Recorded data
++++++++++++++++++++
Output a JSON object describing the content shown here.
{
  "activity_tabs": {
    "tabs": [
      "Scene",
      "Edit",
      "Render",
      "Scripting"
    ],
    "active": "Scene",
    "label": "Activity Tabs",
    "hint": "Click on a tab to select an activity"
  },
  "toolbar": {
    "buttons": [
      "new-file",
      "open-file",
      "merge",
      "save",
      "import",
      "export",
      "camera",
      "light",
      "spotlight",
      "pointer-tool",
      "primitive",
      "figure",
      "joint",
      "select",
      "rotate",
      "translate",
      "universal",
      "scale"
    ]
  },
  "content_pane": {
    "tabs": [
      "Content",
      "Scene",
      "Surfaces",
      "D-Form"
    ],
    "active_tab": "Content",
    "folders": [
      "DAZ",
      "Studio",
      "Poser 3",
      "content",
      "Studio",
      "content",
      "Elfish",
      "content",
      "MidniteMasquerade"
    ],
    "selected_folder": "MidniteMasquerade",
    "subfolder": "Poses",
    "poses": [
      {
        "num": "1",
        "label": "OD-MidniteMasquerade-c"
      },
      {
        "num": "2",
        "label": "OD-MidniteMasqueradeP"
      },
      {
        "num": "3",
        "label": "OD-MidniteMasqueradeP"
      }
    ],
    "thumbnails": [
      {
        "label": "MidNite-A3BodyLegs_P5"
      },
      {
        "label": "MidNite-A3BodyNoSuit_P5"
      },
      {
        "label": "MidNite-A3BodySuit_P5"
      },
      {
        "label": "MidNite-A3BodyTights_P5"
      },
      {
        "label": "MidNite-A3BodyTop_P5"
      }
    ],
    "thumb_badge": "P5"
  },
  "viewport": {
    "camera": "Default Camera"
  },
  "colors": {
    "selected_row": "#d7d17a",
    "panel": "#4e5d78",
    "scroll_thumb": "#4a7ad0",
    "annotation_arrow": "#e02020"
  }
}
++++++++++++++++++++
• [Prompt]: Reproduce the full listing above, character for character.

• [Solution to this task]:
Output a JSON object describing the content shown here.
{
  "activity_tabs": {
    "tabs": [
      "Scene",
      "Edit",
      "Render",
      "Scripting"
    ],
    "active": "Scene",
    "label": "Activity Tabs",
    "hint": "Click on a tab to select an activity"
  },
  "toolbar": {
    "buttons": [
      "new-file",
      "open-file",
      "merge",
      "save",
      "import",
      "export",
      "camera",
      "light",
      "spotlight",
      "pointer-tool",
      "primitive",
      "figure",
      "joint",
      "select",
      "rotate",
      "translate",
      "universal",
      "scale"
    ]
  },
  "content_pane": {
    "tabs": [
      "Content",
      "Scene",
      "Surfaces",
      "D-Form"
    ],
    "active_tab": "Content",
    "folders": [
      "DAZ",
      "Studio",
      "Poser 3",
      "content",
      "Studio",
      "content",
      "Elfish",
      "content",
      "MidniteMasquerade"
    ],
    "selected_folder": "MidniteMasquerade",
    "subfolder": "Poses",
    "poses": [
      {
        "num": "1",
        "label": "OD-MidniteMasquerade-c"
      },
      {
        "num": "2",
        "label": "OD-MidniteMasqueradeP"
      },
      {
        "num": "3",
        "label": "OD-MidniteMasqueradeP"
      }
    ],
    "thumbnails": [
      {
        "label": "MidNite-A3BodyLegs_P5"
      },
      {
        "label": "MidNite-A3BodyNoSuit_P5"
      },
      {
        "label": "MidNite-A3BodySuit_P5"
      },
      {
        "label": "MidNite-A3BodyTights_P5"
      },
      {
        "label": "MidNite-A3BodyTop_P5"
      }
    ],
    "thumb_badge": "P5"
  },
  "viewport": {
    "camera": "Default Camera"
  },
  "colors": {
    "selected_row": "#d7d17a",
    "panel": "#4e5d78",
    "scroll_thumb": "#4a7ad0",
    "annotation_arrow": "#e02020"
  }
}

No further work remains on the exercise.